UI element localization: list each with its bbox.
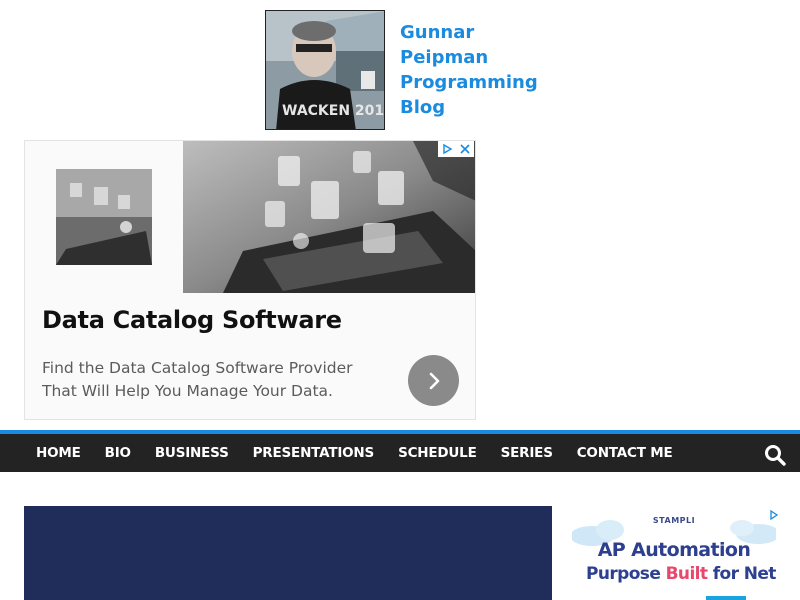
sidebar-ad-accent-bar [706, 596, 746, 600]
ad-next-button[interactable] [408, 355, 459, 406]
adchoices-icon[interactable] [441, 143, 453, 155]
ad-hero-image[interactable] [183, 141, 475, 293]
nav-item-bio[interactable]: BIO [93, 445, 143, 461]
data-catalog-ad[interactable]: Data Catalog Software Find the Data Cata… [24, 140, 476, 420]
sidebar-ad-subheadline[interactable]: Purpose Built for NetSuit [586, 564, 776, 584]
ad-controls [438, 141, 474, 157]
nav-item-schedule[interactable]: SCHEDULE [386, 445, 489, 461]
ad-description[interactable]: Find the Data Catalog Software Provider … [42, 357, 382, 403]
nav-item-presentations[interactable]: PRESENTATIONS [241, 445, 386, 461]
close-icon[interactable] [459, 143, 471, 155]
nav-item-contact-me[interactable]: CONTACT ME [565, 445, 685, 461]
ad-thumbnail-image[interactable] [56, 169, 152, 265]
search-button[interactable] [764, 444, 786, 466]
nav-item-series[interactable]: SERIES [489, 445, 565, 461]
nav-item-business[interactable]: BUSINESS [143, 445, 241, 461]
sidebar-ad-brand: STAMPLI [652, 516, 696, 525]
sidebar-ad-subheadline-prefix: Purpose [586, 564, 661, 584]
main-navigation: HOME BIO BUSINESS PRESENTATIONS SCHEDULE… [0, 430, 800, 472]
sidebar-ad[interactable]: STAMPLI AP Automation Purpose Built for … [572, 506, 776, 600]
search-icon [765, 445, 786, 466]
ad-title[interactable]: Data Catalog Software [42, 306, 342, 334]
nav-menu: HOME BIO BUSINESS PRESENTATIONS SCHEDULE… [0, 434, 800, 472]
sidebar-ad-subheadline-highlight: Built [665, 564, 708, 584]
sidebar-adchoices-icon[interactable] [770, 508, 779, 521]
sidebar-ad-headline[interactable]: AP Automation [572, 539, 776, 561]
featured-post-banner[interactable] [24, 506, 552, 600]
nav-item-home[interactable]: HOME [24, 445, 93, 461]
page: WACKEN 2019 Gunnar Peipman Programming B… [0, 0, 800, 600]
author-avatar[interactable]: WACKEN 2019 [265, 10, 385, 130]
chevron-right-icon [429, 372, 439, 389]
site-title[interactable]: Gunnar Peipman Programming Blog [400, 20, 550, 120]
avatar-photo: WACKEN 2019 [266, 11, 385, 129]
avatar-shirt-text: WACKEN 2019 [282, 103, 385, 119]
sidebar-ad-subheadline-suffix: for NetSuit [712, 564, 776, 584]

AIM: Rewrite the rows above as a Markdown table with the columns n and Line, starting at the line that contains "sidebar-ad-accent-bar [706, 596, 746, 600]" and ending at the line that contains "close-icon[interactable] [459, 143, 471, 155]". Number each line in order and leave out any blank lines.

TASK ANSWER:
| n | Line |
|---|---|
| 1 | sidebar-ad-accent-bar [706, 596, 746, 600] |
| 2 | ad-next-button[interactable] [408, 355, 459, 406] |
| 3 | adchoices-icon[interactable] [441, 143, 453, 155] |
| 4 | ad-hero-image[interactable] [183, 141, 475, 293] |
| 5 | nav-item-bio[interactable]: BIO [93, 445, 143, 461] |
| 6 | data-catalog-ad[interactable]: Data Catalog Software Find the Data Cata… [24, 140, 476, 420] |
| 7 | sidebar-ad-subheadline[interactable]: Purpose Built for NetSuit [586, 564, 776, 584] |
| 8 | ad-controls [438, 141, 474, 157] |
| 9 | nav-item-schedule[interactable]: SCHEDULE [386, 445, 489, 461] |
| 10 | ad-description[interactable]: Find the Data Catalog Software Provider … [42, 357, 382, 403] |
| 11 | nav-item-presentations[interactable]: PRESENTATIONS [241, 445, 386, 461] |
| 12 | close-icon[interactable] [459, 143, 471, 155] |